SUPPLIED MATERIAL:
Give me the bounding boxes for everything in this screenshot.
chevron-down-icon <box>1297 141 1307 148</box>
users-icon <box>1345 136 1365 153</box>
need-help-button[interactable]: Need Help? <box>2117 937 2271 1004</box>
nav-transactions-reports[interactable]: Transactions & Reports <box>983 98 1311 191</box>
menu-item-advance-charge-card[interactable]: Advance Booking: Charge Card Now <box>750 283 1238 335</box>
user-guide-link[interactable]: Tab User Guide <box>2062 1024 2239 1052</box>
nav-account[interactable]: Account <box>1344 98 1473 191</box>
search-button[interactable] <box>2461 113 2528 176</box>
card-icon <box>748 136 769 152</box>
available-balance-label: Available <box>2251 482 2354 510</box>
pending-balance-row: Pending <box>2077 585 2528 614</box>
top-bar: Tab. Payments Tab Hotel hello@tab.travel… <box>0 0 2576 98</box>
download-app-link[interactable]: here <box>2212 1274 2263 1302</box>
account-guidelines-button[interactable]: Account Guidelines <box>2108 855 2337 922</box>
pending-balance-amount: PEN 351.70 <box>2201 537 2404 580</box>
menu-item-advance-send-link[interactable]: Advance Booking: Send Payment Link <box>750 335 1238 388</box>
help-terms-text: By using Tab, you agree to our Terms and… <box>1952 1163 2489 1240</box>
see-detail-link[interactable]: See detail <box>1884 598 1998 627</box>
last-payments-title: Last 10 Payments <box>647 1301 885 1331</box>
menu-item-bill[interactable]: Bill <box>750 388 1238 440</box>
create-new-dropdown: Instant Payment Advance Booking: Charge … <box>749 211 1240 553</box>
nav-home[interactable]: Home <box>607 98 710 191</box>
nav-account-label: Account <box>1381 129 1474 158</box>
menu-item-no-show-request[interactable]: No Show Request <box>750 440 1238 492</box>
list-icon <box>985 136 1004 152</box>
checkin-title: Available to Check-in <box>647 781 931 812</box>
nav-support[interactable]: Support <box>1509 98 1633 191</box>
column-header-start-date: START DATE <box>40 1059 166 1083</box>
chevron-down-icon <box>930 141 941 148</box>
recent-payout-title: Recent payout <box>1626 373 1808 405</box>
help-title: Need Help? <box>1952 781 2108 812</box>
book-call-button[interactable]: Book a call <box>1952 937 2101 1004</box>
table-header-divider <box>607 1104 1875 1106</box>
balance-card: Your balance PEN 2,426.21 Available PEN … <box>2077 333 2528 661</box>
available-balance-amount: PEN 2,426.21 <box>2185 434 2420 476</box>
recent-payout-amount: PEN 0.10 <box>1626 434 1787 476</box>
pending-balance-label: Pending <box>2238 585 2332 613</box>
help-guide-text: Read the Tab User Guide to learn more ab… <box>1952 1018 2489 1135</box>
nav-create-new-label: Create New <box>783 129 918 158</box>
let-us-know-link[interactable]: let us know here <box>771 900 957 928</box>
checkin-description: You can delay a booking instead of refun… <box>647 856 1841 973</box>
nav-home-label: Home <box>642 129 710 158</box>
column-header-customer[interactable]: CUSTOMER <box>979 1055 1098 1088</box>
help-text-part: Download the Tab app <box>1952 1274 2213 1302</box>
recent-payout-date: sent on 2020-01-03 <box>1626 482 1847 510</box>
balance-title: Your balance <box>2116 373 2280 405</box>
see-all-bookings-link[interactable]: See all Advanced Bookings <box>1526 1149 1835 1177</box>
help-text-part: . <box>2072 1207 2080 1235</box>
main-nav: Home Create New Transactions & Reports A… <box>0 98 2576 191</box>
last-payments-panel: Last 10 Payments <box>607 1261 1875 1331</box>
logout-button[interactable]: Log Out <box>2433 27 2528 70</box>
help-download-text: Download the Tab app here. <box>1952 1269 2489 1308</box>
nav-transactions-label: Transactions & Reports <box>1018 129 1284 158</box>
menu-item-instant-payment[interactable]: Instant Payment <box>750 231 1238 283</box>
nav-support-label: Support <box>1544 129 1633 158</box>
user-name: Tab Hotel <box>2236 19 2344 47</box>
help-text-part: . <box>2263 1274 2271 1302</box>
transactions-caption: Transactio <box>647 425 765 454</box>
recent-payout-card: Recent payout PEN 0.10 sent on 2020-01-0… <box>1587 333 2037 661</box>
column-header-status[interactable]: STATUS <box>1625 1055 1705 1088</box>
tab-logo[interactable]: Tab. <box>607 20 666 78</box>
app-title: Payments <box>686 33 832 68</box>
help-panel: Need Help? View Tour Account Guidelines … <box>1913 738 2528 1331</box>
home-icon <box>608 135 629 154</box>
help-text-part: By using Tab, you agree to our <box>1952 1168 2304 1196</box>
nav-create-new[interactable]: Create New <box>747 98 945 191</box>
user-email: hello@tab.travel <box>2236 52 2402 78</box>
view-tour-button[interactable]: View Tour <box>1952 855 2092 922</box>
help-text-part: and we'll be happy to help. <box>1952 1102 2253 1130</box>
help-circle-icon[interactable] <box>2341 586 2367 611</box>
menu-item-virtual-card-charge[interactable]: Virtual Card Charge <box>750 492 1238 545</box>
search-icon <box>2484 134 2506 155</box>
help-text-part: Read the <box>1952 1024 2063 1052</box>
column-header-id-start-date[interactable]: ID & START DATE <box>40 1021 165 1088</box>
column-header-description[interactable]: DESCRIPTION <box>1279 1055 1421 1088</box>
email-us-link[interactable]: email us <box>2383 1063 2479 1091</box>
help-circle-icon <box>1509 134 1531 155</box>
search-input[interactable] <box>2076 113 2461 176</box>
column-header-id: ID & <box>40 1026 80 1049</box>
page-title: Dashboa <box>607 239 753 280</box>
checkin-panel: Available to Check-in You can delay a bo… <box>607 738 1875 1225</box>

EXERCISE: Recast every line of the item above as a JSON list of strings, one string per line, leaving out blank lines.

SOLVED EXERCISE:
[
  "Give me the bounding boxes for everything in this screenshot.",
  "chevron-down-icon <box>1297 141 1307 148</box>",
  "users-icon <box>1345 136 1365 153</box>",
  "need-help-button[interactable]: Need Help? <box>2117 937 2271 1004</box>",
  "nav-transactions-reports[interactable]: Transactions & Reports <box>983 98 1311 191</box>",
  "menu-item-advance-charge-card[interactable]: Advance Booking: Charge Card Now <box>750 283 1238 335</box>",
  "user-guide-link[interactable]: Tab User Guide <box>2062 1024 2239 1052</box>",
  "nav-account[interactable]: Account <box>1344 98 1473 191</box>",
  "search-button[interactable] <box>2461 113 2528 176</box>",
  "card-icon <box>748 136 769 152</box>",
  "available-balance-label: Available <box>2251 482 2354 510</box>",
  "pending-balance-row: Pending <box>2077 585 2528 614</box>",
  "top-bar: Tab. Payments Tab Hotel hello@tab.travel… <box>0 0 2576 98</box>",
  "download-app-link[interactable]: here <box>2212 1274 2263 1302</box>",
  "account-guidelines-button[interactable]: Account Guidelines <box>2108 855 2337 922</box>",
  "pending-balance-amount: PEN 351.70 <box>2201 537 2404 580</box>",
  "menu-item-advance-send-link[interactable]: Advance Booking: Send Payment Link <box>750 335 1238 388</box>",
  "help-terms-text: By using Tab, you agree to our Terms and… <box>1952 1163 2489 1240</box>",
  "see-detail-link[interactable]: See detail <box>1884 598 1998 627</box>",
  "last-payments-title: Last 10 Payments <box>647 1301 885 1331</box>",
  "menu-item-bill[interactable]: Bill <box>750 388 1238 440</box>",
  "create-new-dropdown: Instant Payment Advance Booking: Charge … <box>749 211 1240 553</box>",
  "nav-home[interactable]: Home <box>607 98 710 191</box>",
  "nav-account-label: Account <box>1381 129 1474 158</box>",
  "menu-item-no-show-request[interactable]: No Show Request <box>750 440 1238 492</box>",
  "list-icon <box>985 136 1004 152</box>",
  "checkin-title: Available to Check-in <box>647 781 931 812</box>",
  "nav-support[interactable]: Support <box>1509 98 1633 191</box>",
  "column-header-start-date: START DATE <box>40 1059 166 1083</box>",
  "chevron-down-icon <box>930 141 941 148</box>",
  "recent-payout-title: Recent payout <box>1626 373 1808 405</box>",
  "help-title: Need Help? <box>1952 781 2108 812</box>",
  "book-call-button[interactable]: Book a call <box>1952 937 2101 1004</box>",
  "table-header-divider <box>607 1104 1875 1106</box>",
  "balance-card: Your balance PEN 2,426.21 Available PEN … <box>2077 333 2528 661</box>",
  "available-balance-amount: PEN 2,426.21 <box>2185 434 2420 476</box>",
  "recent-payout-amount: PEN 0.10 <box>1626 434 1787 476</box>",
  "pending-balance-label: Pending <box>2238 585 2332 613</box>",
  "help-guide-text: Read the Tab User Guide to learn more ab… <box>1952 1018 2489 1135</box>",
  "nav-create-new-label: Create New <box>783 129 918 158</box>",
  "let-us-know-link[interactable]: let us know here <box>771 900 957 928</box>",
  "checkin-description: You can delay a booking instead of refun… <box>647 856 1841 973</box>",
  "nav-home-label: Home <box>642 129 710 158</box>",
  "column-header-customer[interactable]: CUSTOMER <box>979 1055 1098 1088</box>",
  "help-text-part: Download the Tab app <box>1952 1274 2213 1302</box>",
  "recent-payout-date: sent on 2020-01-03 <box>1626 482 1847 510</box>",
  "balance-title: Your balance <box>2116 373 2280 405</box>",
  "see-all-bookings-link[interactable]: See all Advanced Bookings <box>1526 1149 1835 1177</box>",
  "help-text-part: . <box>2072 1207 2080 1235</box>",
  "main-nav: Home Create New Transactions & Reports A… <box>0 98 2576 191</box>",
  "last-payments-panel: Last 10 Payments <box>607 1261 1875 1331</box>",
  "logout-button[interactable]: Log Out <box>2433 27 2528 70</box>",
  "help-download-text: Download the Tab app here. <box>1952 1269 2489 1308</box>",
  "nav-transactions-label: Transactions & Reports <box>1018 129 1284 158</box>",
  "menu-item-instant-payment[interactable]: Instant Payment <box>750 231 1238 283</box>",
  "nav-support-label: Support <box>1544 129 1633 158</box>",
  "user-name: Tab Hotel <box>2236 19 2344 47</box>",
  "help-text-part: . <box>2263 1274 2271 1302</box>",
  "transactions-caption: Transactio <box>647 425 765 454</box>",
  "recent-payout-card: Recent payout PEN 0.10 sent on 2020-01-0… <box>1587 333 2037 661</box>",
  "column-header-status[interactable]: STATUS <box>1625 1055 1705 1088</box>",
  "tab-logo[interactable]: Tab. <box>607 20 666 78</box>",
  "app-title: Payments <box>686 33 832 68</box>",
  "help-panel: Need Help? View Tour Account Guidelines … <box>1913 738 2528 1331</box>",
  "home-icon <box>608 135 629 154</box>",
  "help-text-part: By using Tab, you agree to our <box>1952 1168 2304 1196</box>",
  "nav-create-new[interactable]: Create New <box>747 98 945 191</box>",
  "user-email: hello@tab.travel <box>2236 52 2402 78</box>",
  "view-tour-button[interactable]: View Tour <box>1952 855 2092 922</box>",
  "help-text-part: and we'll be happy to help. <box>1952 1102 2253 1130</box>",
  "help-circle-icon[interactable] <box>2341 586 2367 611</box>",
  "menu-item-virtual-card-charge[interactable]: Virtual Card Charge <box>750 492 1238 545</box>",
  "search-icon <box>2484 134 2506 155</box>",
  "help-text-part: Read the <box>1952 1024 2063 1052</box>",
  "column-header-id-start-date[interactable]: ID & START DATE <box>40 1021 165 1088</box>",
  "column-header-description[interactable]: DESCRIPTION <box>1279 1055 1421 1088</box>",
  "email-us-link[interactable]: email us <box>2383 1063 2479 1091</box>",
  "help-circle-icon <box>1509 134 1531 155</box>",
  "search-input[interactable] <box>2076 113 2461 176</box>",
  "column-header-id: ID & <box>40 1026 80 1049</box>",
  "page-title: Dashboa <box>607 239 753 280</box>",
  "checkin-panel: Available to Check-in You can delay a bo… <box>607 738 1875 1225</box>"
]